### WRITTEN PROBLEM
Search the entries for the word "Аксайский" and pull out each line that has it.

(Saved entries)
-- begin --
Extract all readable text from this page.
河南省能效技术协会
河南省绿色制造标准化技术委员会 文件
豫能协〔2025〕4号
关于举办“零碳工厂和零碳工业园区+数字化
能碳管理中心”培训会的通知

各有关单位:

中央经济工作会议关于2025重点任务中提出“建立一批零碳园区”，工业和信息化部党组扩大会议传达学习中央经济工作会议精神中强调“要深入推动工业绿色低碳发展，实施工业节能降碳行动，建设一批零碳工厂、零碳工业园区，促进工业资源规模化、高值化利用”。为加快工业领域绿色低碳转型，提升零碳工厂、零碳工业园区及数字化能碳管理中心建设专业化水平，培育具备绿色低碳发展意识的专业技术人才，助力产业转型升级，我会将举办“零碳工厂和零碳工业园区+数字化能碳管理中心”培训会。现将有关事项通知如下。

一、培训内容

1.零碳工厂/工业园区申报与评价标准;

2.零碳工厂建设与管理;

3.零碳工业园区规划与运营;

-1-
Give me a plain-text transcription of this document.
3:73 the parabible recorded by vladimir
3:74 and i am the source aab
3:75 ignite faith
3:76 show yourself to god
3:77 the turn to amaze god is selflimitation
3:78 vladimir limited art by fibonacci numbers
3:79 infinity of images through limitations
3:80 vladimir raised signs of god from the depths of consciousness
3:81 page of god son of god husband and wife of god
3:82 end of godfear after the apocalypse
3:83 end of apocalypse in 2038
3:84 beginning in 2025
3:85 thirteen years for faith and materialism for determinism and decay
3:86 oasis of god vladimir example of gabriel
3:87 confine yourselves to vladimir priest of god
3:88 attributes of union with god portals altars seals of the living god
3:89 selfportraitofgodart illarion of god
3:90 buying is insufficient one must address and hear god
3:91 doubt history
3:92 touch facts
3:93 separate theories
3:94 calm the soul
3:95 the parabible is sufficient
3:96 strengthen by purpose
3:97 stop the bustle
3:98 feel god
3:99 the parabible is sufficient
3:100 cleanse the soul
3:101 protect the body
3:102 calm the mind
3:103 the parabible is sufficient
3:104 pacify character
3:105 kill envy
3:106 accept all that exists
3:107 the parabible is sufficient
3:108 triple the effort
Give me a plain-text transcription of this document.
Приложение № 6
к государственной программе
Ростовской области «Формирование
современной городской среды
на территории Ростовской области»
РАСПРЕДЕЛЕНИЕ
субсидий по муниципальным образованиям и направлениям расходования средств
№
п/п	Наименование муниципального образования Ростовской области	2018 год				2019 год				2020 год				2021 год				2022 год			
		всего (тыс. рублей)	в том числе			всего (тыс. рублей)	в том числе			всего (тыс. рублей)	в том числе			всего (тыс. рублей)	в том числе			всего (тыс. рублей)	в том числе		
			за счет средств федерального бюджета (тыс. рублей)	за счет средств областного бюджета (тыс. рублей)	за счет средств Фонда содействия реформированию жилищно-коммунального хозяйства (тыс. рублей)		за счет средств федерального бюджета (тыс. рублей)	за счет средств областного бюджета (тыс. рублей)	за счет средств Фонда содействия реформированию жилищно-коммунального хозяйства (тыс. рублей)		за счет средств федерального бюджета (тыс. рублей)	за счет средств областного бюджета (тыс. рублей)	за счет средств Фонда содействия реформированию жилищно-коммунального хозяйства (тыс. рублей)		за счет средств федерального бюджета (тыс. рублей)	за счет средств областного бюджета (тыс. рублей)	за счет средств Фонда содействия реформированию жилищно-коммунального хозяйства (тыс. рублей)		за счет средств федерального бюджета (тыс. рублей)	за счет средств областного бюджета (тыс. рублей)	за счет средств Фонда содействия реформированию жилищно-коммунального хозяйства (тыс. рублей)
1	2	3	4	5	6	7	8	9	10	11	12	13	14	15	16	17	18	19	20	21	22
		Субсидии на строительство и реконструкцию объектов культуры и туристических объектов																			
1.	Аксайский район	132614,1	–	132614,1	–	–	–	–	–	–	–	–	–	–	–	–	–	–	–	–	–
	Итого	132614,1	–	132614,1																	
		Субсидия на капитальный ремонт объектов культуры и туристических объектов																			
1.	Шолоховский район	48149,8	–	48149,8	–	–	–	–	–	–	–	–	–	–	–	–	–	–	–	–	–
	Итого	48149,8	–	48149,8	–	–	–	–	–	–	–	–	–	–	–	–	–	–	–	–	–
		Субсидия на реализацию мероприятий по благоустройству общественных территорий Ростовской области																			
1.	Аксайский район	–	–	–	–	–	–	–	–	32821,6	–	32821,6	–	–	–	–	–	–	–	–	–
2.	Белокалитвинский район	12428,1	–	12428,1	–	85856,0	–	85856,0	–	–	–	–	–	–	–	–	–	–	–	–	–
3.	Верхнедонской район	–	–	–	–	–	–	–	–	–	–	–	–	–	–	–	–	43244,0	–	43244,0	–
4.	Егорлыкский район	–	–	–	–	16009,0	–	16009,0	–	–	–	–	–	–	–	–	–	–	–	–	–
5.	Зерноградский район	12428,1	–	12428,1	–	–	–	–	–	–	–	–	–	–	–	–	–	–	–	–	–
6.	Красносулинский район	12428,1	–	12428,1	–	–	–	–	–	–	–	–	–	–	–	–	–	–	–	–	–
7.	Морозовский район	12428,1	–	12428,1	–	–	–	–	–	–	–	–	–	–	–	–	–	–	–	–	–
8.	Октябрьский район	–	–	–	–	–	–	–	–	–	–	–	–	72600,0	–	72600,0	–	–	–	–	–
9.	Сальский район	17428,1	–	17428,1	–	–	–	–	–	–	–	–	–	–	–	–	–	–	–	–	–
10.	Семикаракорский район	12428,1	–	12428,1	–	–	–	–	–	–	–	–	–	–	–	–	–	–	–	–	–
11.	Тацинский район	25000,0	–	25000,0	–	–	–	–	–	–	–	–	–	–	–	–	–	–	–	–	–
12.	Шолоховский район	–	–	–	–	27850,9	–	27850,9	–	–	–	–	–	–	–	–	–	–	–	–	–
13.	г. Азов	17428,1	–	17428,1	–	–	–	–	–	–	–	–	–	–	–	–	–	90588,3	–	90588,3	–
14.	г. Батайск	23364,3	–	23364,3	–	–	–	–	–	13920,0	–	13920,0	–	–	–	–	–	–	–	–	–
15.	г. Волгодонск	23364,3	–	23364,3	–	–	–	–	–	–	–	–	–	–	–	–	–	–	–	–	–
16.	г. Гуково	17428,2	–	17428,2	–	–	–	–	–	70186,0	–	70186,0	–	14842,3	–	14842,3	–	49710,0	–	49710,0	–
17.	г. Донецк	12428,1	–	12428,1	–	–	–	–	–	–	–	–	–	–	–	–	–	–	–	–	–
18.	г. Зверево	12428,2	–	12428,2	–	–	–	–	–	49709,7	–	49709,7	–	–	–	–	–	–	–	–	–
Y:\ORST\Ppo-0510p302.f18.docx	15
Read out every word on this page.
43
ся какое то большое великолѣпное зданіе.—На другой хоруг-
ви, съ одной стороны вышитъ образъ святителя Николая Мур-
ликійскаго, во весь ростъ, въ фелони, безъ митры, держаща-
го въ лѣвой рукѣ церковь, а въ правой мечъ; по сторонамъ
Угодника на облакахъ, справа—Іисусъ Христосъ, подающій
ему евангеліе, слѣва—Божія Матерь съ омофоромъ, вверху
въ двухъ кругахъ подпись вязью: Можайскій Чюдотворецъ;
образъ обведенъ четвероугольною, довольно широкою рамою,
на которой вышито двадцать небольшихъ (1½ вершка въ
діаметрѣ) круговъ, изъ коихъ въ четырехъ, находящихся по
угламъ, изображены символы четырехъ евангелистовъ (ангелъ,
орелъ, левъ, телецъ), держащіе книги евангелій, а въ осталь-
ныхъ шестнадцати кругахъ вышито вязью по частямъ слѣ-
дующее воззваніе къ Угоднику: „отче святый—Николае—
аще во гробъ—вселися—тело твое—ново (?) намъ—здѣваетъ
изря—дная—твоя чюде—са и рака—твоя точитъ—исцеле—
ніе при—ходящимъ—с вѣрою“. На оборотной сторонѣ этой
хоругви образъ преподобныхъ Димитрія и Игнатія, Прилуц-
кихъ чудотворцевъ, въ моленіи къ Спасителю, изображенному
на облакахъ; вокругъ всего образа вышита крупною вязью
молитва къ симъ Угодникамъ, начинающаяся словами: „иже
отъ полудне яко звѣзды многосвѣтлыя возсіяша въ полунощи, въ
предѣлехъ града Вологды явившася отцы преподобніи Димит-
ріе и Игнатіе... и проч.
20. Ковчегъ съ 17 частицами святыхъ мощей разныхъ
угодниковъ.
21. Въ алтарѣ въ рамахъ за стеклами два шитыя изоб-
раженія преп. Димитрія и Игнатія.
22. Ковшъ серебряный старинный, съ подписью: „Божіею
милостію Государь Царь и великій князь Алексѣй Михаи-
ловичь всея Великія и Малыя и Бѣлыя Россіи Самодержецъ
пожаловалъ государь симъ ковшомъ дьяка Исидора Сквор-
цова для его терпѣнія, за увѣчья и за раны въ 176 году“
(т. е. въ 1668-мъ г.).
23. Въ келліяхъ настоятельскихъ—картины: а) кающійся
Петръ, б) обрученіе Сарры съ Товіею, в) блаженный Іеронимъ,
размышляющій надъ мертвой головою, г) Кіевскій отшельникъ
-- end --
### WRITTEN ANSWER
1.	Аксайский район	132614,1	–	132614,1	–	–	–	–	–	–	–	–	–	–	–	–	–	–	–	–	–
1.	Аксайский район	–	–	–	–	–	–	–	–	32821,6	–	32821,6	–	–	–	–	–	–	–	–	–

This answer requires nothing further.